What you need to do:
Tally the lines containing the word "type" and give the total alone.
--- Start Excerpted records ---
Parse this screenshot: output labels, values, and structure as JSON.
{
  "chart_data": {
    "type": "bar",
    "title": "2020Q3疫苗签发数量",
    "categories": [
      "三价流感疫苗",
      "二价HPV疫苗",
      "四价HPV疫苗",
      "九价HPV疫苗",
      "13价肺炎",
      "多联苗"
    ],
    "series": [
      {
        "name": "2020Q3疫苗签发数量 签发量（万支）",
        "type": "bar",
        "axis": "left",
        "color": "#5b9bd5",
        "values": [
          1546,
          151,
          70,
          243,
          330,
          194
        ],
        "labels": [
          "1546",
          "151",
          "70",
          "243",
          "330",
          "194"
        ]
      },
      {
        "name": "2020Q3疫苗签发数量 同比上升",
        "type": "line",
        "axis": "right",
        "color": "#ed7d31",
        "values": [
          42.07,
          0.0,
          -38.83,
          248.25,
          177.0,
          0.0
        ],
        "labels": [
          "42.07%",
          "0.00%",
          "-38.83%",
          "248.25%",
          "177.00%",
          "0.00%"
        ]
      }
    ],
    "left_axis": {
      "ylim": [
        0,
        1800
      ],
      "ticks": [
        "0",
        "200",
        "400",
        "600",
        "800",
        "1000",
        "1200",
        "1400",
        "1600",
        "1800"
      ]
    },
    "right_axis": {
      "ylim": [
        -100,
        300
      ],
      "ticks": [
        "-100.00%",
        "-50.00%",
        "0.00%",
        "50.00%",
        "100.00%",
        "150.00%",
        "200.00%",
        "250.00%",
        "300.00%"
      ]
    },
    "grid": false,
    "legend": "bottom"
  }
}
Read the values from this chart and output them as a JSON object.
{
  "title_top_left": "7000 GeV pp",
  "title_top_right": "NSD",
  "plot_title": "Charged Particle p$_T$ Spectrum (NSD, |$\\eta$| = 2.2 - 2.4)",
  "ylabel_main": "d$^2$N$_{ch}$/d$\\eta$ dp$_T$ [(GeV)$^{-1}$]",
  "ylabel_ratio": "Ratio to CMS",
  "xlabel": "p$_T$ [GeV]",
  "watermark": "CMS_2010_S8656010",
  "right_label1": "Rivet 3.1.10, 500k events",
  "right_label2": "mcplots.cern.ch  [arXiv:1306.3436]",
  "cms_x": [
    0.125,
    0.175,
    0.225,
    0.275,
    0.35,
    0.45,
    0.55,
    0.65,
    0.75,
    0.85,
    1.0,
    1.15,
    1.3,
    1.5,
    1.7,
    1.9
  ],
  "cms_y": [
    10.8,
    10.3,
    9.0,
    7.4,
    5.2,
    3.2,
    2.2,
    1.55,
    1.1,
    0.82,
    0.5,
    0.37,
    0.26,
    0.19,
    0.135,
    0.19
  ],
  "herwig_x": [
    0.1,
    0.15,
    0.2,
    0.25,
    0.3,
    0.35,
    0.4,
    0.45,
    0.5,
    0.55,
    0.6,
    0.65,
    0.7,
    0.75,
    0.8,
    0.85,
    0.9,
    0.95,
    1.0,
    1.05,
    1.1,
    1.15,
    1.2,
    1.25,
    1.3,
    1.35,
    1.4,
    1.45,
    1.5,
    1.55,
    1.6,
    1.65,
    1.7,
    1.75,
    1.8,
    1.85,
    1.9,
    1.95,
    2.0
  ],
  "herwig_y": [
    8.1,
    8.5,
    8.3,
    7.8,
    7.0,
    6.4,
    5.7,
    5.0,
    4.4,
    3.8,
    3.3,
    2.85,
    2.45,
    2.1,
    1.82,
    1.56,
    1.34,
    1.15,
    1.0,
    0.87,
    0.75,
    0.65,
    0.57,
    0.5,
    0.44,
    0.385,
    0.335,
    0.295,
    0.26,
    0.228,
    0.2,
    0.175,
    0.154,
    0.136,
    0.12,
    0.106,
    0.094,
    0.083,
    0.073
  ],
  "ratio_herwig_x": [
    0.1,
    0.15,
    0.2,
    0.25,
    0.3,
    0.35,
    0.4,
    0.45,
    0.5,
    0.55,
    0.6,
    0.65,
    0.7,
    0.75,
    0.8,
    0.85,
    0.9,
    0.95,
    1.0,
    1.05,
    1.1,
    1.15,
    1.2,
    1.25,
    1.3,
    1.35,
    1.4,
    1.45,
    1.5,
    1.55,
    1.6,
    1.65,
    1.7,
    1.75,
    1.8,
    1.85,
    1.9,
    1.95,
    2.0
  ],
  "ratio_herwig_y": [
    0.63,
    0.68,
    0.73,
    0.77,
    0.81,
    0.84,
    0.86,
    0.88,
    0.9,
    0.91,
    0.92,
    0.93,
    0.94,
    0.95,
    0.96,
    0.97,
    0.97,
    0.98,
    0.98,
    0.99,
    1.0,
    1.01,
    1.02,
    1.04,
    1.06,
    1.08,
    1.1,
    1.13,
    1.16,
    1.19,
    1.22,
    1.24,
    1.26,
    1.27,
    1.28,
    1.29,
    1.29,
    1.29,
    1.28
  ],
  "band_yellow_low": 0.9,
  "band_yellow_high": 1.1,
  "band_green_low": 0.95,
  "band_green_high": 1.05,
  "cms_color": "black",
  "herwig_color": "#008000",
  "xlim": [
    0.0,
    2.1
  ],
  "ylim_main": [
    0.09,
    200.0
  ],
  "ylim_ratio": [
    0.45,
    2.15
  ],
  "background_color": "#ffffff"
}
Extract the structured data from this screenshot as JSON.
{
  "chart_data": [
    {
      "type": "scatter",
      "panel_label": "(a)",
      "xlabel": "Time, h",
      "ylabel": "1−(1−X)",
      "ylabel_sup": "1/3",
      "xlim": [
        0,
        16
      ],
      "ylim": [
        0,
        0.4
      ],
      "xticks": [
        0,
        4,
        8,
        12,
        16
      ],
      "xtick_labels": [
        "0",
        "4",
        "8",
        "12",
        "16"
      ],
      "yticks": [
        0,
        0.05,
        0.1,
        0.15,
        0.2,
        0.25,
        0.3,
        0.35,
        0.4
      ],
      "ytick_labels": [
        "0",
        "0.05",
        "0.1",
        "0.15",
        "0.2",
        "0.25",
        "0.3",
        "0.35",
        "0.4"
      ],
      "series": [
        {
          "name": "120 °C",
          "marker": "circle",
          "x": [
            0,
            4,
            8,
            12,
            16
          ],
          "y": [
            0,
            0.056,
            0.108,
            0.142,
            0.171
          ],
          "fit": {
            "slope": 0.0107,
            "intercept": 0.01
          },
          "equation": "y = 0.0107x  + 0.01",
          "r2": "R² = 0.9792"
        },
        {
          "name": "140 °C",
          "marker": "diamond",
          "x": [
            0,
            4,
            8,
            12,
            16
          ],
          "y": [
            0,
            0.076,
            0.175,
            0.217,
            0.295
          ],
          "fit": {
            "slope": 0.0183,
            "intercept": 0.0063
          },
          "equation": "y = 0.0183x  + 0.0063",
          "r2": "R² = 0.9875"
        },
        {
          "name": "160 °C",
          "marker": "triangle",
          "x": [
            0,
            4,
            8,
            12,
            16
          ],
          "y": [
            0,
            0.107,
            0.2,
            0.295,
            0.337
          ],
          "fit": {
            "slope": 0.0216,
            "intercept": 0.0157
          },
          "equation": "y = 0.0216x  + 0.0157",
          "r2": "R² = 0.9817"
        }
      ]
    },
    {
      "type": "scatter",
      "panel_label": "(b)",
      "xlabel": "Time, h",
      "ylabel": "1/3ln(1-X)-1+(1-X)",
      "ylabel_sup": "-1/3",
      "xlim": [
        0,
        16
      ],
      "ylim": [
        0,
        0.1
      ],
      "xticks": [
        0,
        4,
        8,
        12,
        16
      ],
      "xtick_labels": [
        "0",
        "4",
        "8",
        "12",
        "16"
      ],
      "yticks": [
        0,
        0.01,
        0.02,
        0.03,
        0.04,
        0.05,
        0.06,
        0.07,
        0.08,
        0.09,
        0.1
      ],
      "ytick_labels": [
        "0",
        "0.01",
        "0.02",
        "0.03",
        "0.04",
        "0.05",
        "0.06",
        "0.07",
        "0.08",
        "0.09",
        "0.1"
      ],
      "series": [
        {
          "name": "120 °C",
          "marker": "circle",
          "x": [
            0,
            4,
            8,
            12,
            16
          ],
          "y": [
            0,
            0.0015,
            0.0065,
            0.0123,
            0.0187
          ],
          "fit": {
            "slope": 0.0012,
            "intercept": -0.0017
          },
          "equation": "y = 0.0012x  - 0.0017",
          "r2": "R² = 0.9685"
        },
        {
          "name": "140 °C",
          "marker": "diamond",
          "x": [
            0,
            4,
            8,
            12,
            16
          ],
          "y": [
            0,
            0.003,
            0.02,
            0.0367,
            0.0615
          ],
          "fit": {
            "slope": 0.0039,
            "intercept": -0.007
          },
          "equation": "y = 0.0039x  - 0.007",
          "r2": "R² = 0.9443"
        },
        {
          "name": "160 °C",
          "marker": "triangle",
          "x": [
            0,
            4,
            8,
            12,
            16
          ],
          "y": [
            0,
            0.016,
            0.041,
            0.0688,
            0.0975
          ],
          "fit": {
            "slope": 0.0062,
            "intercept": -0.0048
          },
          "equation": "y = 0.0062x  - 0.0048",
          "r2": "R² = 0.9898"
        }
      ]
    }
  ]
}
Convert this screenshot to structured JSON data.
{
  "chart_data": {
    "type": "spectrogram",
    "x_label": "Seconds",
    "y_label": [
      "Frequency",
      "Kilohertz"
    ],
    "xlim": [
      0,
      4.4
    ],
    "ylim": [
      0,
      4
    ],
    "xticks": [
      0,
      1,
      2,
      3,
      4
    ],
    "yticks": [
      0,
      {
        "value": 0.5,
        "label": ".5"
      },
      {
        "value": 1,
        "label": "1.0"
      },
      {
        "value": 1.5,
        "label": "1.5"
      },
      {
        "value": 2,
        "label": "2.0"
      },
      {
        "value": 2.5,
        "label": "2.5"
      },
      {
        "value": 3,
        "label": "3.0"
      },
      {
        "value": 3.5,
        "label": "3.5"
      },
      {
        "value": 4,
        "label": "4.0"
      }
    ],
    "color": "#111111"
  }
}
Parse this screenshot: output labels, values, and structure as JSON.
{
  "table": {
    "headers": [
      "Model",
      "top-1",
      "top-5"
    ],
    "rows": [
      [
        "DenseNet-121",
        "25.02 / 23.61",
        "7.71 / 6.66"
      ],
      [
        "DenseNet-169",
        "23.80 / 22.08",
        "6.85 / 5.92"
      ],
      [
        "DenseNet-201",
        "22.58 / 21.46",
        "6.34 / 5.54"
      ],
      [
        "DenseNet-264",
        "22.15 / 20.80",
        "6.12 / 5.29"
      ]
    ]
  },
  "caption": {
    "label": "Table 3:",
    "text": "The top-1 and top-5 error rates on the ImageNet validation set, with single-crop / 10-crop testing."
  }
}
--- End Excerpted records ---
Answer for this exercise:
6